*WHAT NEEDS TO BE DONE*
Omit every picture, then give all the entries again exactly.

BEGIN SUPPLIED MATERIAL

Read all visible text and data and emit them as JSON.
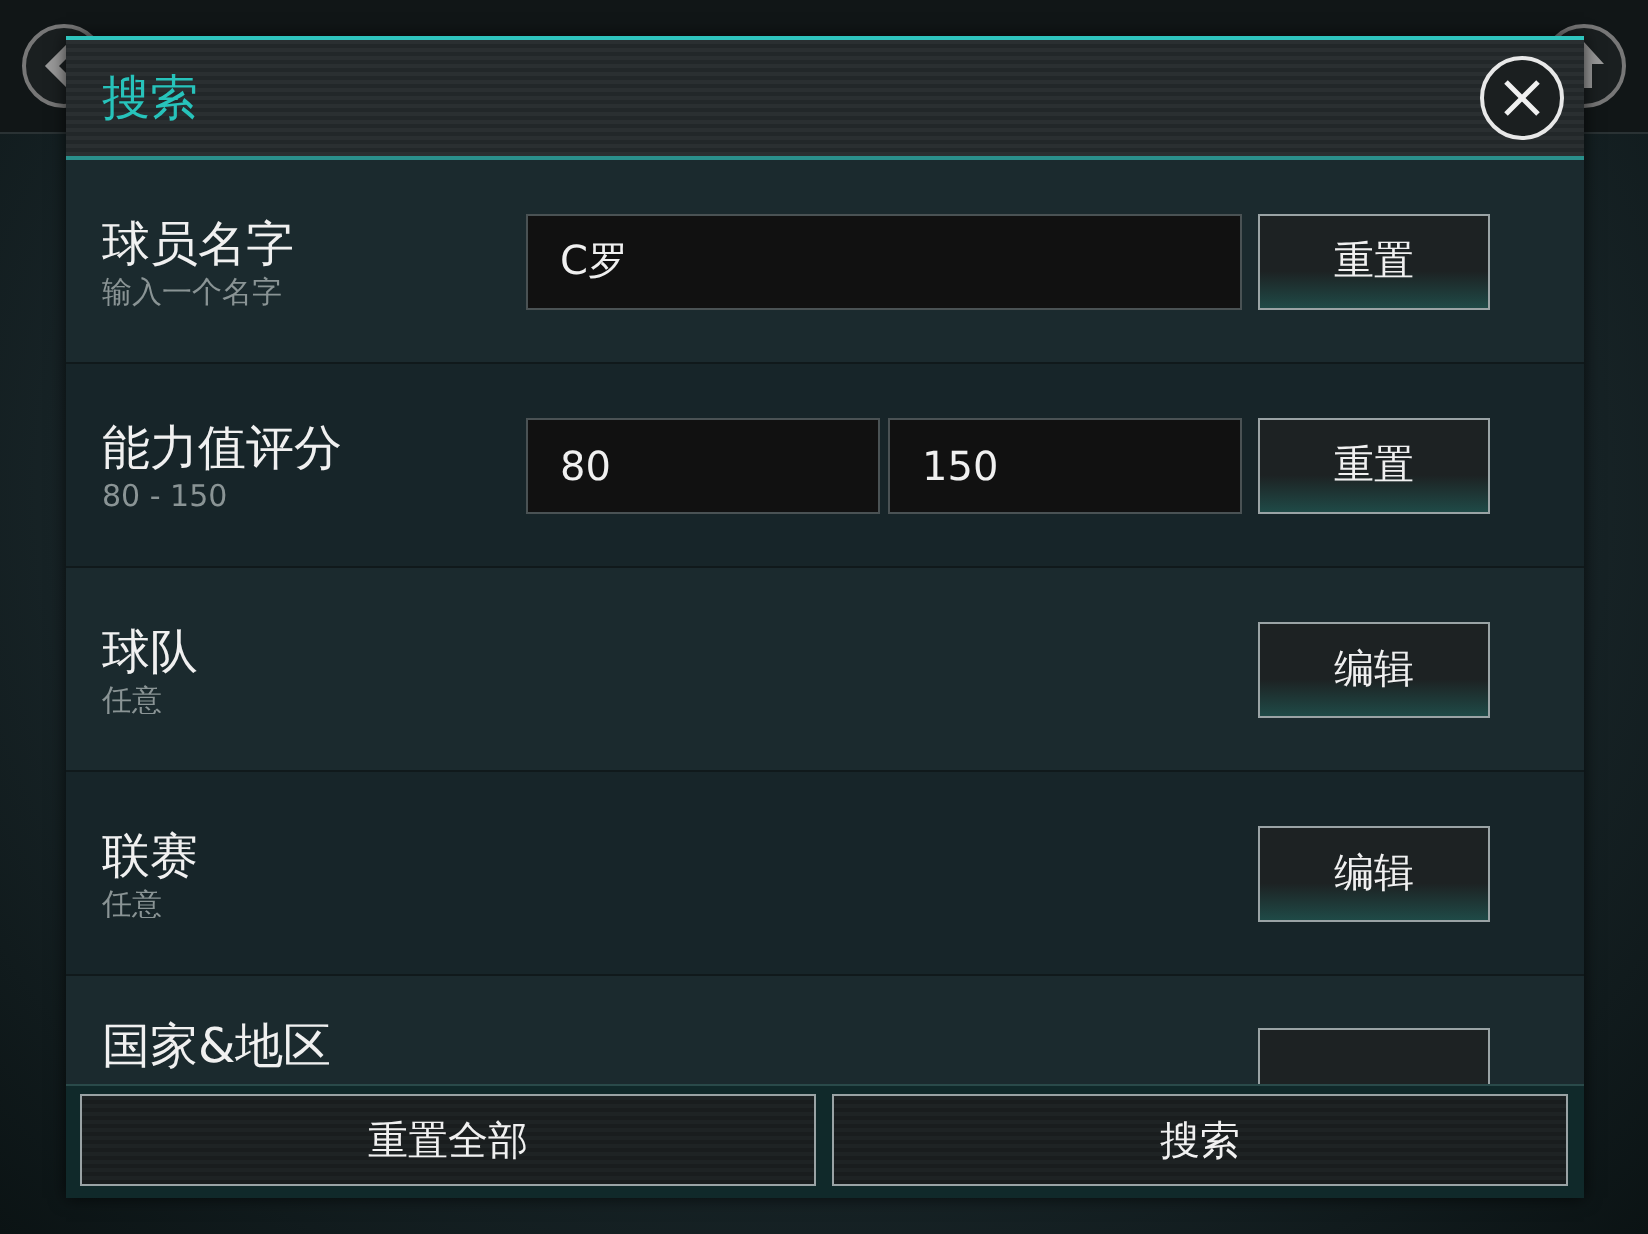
{
  "dialog": {
    "title": "搜索"
  },
  "rows": [
    {
      "kind": "text",
      "label": "球员名字",
      "hint": "输入一个名字",
      "values": [
        "C罗"
      ],
      "button": "重置"
    },
    {
      "kind": "range",
      "label": "能力值评分",
      "hint": "80 - 150",
      "values": [
        "80",
        "150"
      ],
      "button": "重置"
    },
    {
      "kind": "picker",
      "label": "球队",
      "hint": "任意",
      "button": "编辑"
    },
    {
      "kind": "picker",
      "label": "联赛",
      "hint": "任意",
      "button": "编辑"
    },
    {
      "kind": "picker",
      "label": "国家&地区"
    }
  ],
  "footer": {
    "buttons": [
      "重置全部",
      "搜索"
    ]
  }
}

END SUPPLIED MATERIAL

*REPLY*
Read all visible text and data and emit them as JSON.
{
  "dialog": {
    "title": "搜索"
  },
  "rows": [
    {
      "kind": "text",
      "label": "球员名字",
      "hint": "输入一个名字",
      "values": [
        "C罗"
      ],
      "button": "重置"
    },
    {
      "kind": "range",
      "label": "能力值评分",
      "hint": "80 - 150",
      "values": [
        "80",
        "150"
      ],
      "button": "重置"
    },
    {
      "kind": "picker",
      "label": "球队",
      "hint": "任意",
      "button": "编辑"
    },
    {
      "kind": "picker",
      "label": "联赛",
      "hint": "任意",
      "button": "编辑"
    },
    {
      "kind": "picker",
      "label": "国家&地区"
    }
  ],
  "footer": {
    "buttons": [
      "重置全部",
      "搜索"
    ]
  }
}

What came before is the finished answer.